▸ **Extracto fuente**

Y de todas aquellas mesas, quizá la más interesante es la de los jubilados, porque ellos viven cada día tres tiempos al mismo tiempo, el tiempo de cuando fueron lo que fueron y el tiempo del presente y el tiempo del futuro con el que sueñan pensando, acaso, que más allá de la nostalgia de los tiempos idos, el futuro que viene sería más interesante.
Y es que, bueno, la conseja popular dice que en la mesa del café y ante el café se vale soñar y tejer y destejer utopías igual que Penélope esperando a Ulises en su viaje a Itaca donde resistiera la tentación de las mujeres sirenas.
Nada mejor que soñar en el café, aun cuando hay muchos que toman los “207 años” como su oficina.
Así, y la mesa que ocupan es el escritorio de la oficina principal.
Y enfrente, las otras mesas forman parte, digamos, de la antesala de la oficina donde esperan los invitados que llegan después o más tarde.

▸ **Consigna 1**
Según el extracto sobre las mesas del café, ¿por qué la mesa de los jubilados es quizá la más interesante?
▸ **Consigna 2**
Reproduce literalmente el pasaje del extracto sobre las mesas del café que va desde “Y es que, bueno, la” hasta “o más tarde.”.

▸ **Datos almacenados**
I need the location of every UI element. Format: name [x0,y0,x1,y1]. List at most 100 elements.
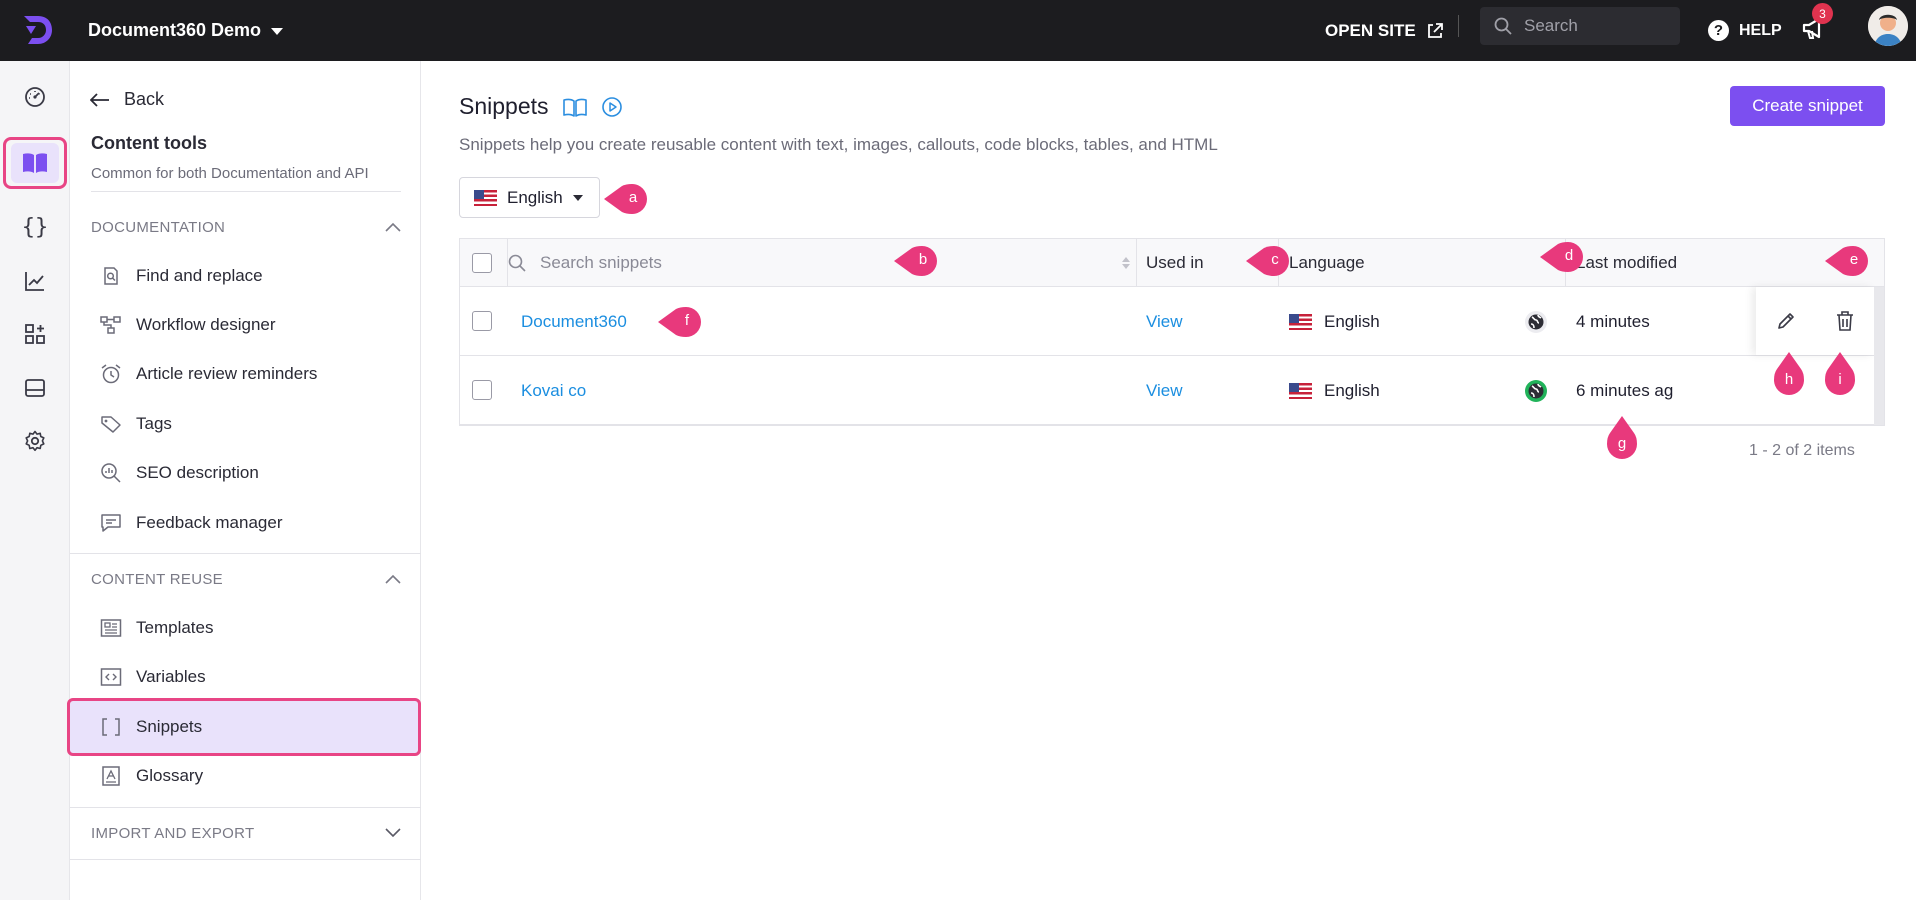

▸ **Respuesta correcta 1**
Porque los jubilados viven cada día tres tiempos al mismo tiempo: el de cuando fueron lo que fueron, el del presente y el del futuro con el que sueñan.

▸ **Respuesta correcta 2**
Y es que, bueno, la conseja popular dice que en la mesa del café y ante el café se vale soñar y tejer y destejer utopías igual que Penélope esperando a Ulises en su viaje a Itaca donde resistiera la tentación de las mujeres sirenas.
Nada mejor que soñar en el café, aun cuando hay muchos que toman los “207 años” como su oficina.
Así, y la mesa que ocupan es el escritorio de la oficina principal.
Y enfrente, las otras mesas forman parte, digamos, de la antesala de la oficina donde esperan los invitados que llegan después o más tarde.